**Work required**: Copy every line of the material below word for word.

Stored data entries
+ + + + +

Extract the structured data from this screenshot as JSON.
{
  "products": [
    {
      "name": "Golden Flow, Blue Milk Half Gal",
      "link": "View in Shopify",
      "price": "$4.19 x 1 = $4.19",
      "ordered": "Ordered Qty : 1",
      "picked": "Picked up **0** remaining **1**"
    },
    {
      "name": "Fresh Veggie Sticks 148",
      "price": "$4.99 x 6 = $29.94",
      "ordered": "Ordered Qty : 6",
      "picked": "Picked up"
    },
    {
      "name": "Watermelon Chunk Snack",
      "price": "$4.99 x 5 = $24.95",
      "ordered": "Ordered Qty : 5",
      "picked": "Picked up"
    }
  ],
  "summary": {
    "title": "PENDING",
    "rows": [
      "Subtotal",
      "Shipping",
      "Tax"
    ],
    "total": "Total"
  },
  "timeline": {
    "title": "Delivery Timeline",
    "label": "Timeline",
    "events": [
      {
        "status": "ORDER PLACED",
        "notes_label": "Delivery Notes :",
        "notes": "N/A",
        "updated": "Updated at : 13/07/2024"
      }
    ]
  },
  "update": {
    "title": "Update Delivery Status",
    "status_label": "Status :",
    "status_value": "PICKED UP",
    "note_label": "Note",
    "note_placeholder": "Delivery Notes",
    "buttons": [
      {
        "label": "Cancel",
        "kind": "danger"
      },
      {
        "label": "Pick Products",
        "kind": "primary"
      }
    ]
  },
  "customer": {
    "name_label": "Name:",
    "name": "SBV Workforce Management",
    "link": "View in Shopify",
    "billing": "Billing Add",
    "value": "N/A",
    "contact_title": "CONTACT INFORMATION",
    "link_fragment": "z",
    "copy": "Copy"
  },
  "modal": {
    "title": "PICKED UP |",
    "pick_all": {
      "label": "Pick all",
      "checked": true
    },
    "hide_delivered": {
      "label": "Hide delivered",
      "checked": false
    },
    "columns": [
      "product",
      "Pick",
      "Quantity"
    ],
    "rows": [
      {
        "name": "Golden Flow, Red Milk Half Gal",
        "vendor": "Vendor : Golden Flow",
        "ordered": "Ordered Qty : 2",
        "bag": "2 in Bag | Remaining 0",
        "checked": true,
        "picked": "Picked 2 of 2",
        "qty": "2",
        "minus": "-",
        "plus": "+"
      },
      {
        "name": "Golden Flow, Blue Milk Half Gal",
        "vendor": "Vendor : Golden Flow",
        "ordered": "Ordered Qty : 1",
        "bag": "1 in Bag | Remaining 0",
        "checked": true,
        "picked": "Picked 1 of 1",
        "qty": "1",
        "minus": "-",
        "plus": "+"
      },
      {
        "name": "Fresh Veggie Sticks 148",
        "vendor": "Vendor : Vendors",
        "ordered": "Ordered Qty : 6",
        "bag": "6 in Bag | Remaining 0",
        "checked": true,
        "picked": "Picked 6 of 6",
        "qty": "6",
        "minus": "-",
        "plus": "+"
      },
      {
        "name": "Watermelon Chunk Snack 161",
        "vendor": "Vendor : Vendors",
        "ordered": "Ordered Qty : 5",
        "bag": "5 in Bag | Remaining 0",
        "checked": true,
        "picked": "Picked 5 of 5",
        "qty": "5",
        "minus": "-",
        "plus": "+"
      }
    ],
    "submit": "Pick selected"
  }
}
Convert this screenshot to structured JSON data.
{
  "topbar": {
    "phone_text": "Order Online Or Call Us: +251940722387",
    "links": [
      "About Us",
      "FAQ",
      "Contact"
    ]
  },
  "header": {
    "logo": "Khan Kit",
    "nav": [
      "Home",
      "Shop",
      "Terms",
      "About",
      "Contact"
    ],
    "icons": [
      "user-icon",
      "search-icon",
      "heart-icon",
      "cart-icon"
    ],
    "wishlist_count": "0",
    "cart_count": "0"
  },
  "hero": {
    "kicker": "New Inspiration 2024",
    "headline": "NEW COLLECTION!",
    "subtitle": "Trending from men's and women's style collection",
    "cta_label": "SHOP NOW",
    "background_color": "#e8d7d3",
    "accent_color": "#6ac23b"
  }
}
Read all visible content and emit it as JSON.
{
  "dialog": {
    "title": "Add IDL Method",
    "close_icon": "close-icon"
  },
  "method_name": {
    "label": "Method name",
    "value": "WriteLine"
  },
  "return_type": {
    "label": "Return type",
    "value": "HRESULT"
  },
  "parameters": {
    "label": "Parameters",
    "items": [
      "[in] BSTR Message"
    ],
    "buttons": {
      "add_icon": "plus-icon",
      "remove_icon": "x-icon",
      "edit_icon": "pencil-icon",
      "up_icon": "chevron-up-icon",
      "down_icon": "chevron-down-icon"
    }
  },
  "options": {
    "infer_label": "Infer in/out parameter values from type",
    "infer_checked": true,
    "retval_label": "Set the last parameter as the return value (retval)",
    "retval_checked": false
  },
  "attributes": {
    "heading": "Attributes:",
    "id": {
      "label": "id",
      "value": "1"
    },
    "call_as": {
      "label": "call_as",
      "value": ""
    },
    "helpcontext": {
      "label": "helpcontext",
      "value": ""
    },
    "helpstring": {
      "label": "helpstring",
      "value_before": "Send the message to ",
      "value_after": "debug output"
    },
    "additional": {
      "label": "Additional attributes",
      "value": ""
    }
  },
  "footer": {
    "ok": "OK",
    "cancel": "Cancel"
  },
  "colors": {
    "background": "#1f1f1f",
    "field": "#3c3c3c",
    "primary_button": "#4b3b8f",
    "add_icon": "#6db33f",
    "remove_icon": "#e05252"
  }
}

+ + + + +

**Written response**:
Extract the structured data from this screenshot as JSON.
{
  "products": [
    {
      "name": "Golden Flow, Blue Milk Half Gal",
      "link": "View in Shopify",
      "price": "$4.19 x 1 = $4.19",
      "ordered": "Ordered Qty : 1",
      "picked": "Picked up **0** remaining **1**"
    },
    {
      "name": "Fresh Veggie Sticks 148",
      "price": "$4.99 x 6 = $29.94",
      "ordered": "Ordered Qty : 6",
      "picked": "Picked up"
    },
    {
      "name": "Watermelon Chunk Snack",
      "price": "$4.99 x 5 = $24.95",
      "ordered": "Ordered Qty : 5",
      "picked": "Picked up"
    }
  ],
  "summary": {
    "title": "PENDING",
    "rows": [
      "Subtotal",
      "Shipping",
      "Tax"
    ],
    "total": "Total"
  },
  "timeline": {
    "title": "Delivery Timeline",
    "label": "Timeline",
    "events": [
      {
        "status": "ORDER PLACED",
        "notes_label": "Delivery Notes :",
        "notes": "N/A",
        "updated": "Updated at : 13/07/2024"
      }
    ]
  },
  "update": {
    "title": "Update Delivery Status",
    "status_label": "Status :",
    "status_value": "PICKED UP",
    "note_label": "Note",
    "note_placeholder": "Delivery Notes",
    "buttons": [
      {
        "label": "Cancel",
        "kind": "danger"
      },
      {
        "label": "Pick Products",
        "kind": "primary"
      }
    ]
  },
  "customer": {
    "name_label": "Name:",
    "name": "SBV Workforce Management",
    "link": "View in Shopify",
    "billing": "Billing Add",
    "value": "N/A",
    "contact_title": "CONTACT INFORMATION",
    "link_fragment": "z",
    "copy": "Copy"
  },
  "modal": {
    "title": "PICKED UP |",
    "pick_all": {
      "label": "Pick all",
      "checked": true
    },
    "hide_delivered": {
      "label": "Hide delivered",
      "checked": false
    },
    "columns": [
      "product",
      "Pick",
      "Quantity"
    ],
    "rows": [
      {
        "name": "Golden Flow, Red Milk Half Gal",
        "vendor": "Vendor : Golden Flow",
        "ordered": "Ordered Qty : 2",
        "bag": "2 in Bag | Remaining 0",
        "checked": true,
        "picked": "Picked 2 of 2",
        "qty": "2",
        "minus": "-",
        "plus": "+"
      },
      {
        "name": "Golden Flow, Blue Milk Half Gal",
        "vendor": "Vendor : Golden Flow",
        "ordered": "Ordered Qty : 1",
        "bag": "1 in Bag | Remaining 0",
        "checked": true,
        "picked": "Picked 1 of 1",
        "qty": "1",
        "minus": "-",
        "plus": "+"
      },
      {
        "name": "Fresh Veggie Sticks 148",
        "vendor": "Vendor : Vendors",
        "ordered": "Ordered Qty : 6",
        "bag": "6 in Bag | Remaining 0",
        "checked": true,
        "picked": "Picked 6 of 6",
        "qty": "6",
        "minus": "-",
        "plus": "+"
      },
      {
        "name": "Watermelon Chunk Snack 161",
        "vendor": "Vendor : Vendors",
        "ordered": "Ordered Qty : 5",
        "bag": "5 in Bag | Remaining 0",
        "checked": true,
        "picked": "Picked 5 of 5",
        "qty": "5",
        "minus": "-",
        "plus": "+"
      }
    ],
    "submit": "Pick selected"
  }
}
Convert this screenshot to structured JSON data.
{
  "topbar": {
    "phone_text": "Order Online Or Call Us: +251940722387",
    "links": [
      "About Us",
      "FAQ",
      "Contact"
    ]
  },
  "header": {
    "logo": "Khan Kit",
    "nav": [
      "Home",
      "Shop",
      "Terms",
      "About",
      "Contact"
    ],
    "icons": [
      "user-icon",
      "search-icon",
      "heart-icon",
      "cart-icon"
    ],
    "wishlist_count": "0",
    "cart_count": "0"
  },
  "hero": {
    "kicker": "New Inspiration 2024",
    "headline": "NEW COLLECTION!",
    "subtitle": "Trending from men's and women's style collection",
    "cta_label": "SHOP NOW",
    "background_color": "#e8d7d3",
    "accent_color": "#6ac23b"
  }
}
Read all visible content and emit it as JSON.
{
  "dialog": {
    "title": "Add IDL Method",
    "close_icon": "close-icon"
  },
  "method_name": {
    "label": "Method name",
    "value": "WriteLine"
  },
  "return_type": {
    "label": "Return type",
    "value": "HRESULT"
  },
  "parameters": {
    "label": "Parameters",
    "items": [
      "[in] BSTR Message"
    ],
    "buttons": {
      "add_icon": "plus-icon",
      "remove_icon": "x-icon",
      "edit_icon": "pencil-icon",
      "up_icon": "chevron-up-icon",
      "down_icon": "chevron-down-icon"
    }
  },
  "options": {
    "infer_label": "Infer in/out parameter values from type",
    "infer_checked": true,
    "retval_label": "Set the last parameter as the return value (retval)",
    "retval_checked": false
  },
  "attributes": {
    "heading": "Attributes:",
    "id": {
      "label": "id",
      "value": "1"
    },
    "call_as": {
      "label": "call_as",
      "value": ""
    },
    "helpcontext": {
      "label": "helpcontext",
      "value": ""
    },
    "helpstring": {
      "label": "helpstring",
      "value_before": "Send the message to ",
      "value_after": "debug output"
    },
    "additional": {
      "label": "Additional attributes",
      "value": ""
    }
  },
  "footer": {
    "ok": "OK",
    "cancel": "Cancel"
  },
  "colors": {
    "background": "#1f1f1f",
    "field": "#3c3c3c",
    "primary_button": "#4b3b8f",
    "add_icon": "#6db33f",
    "remove_icon": "#e05252"
  }
}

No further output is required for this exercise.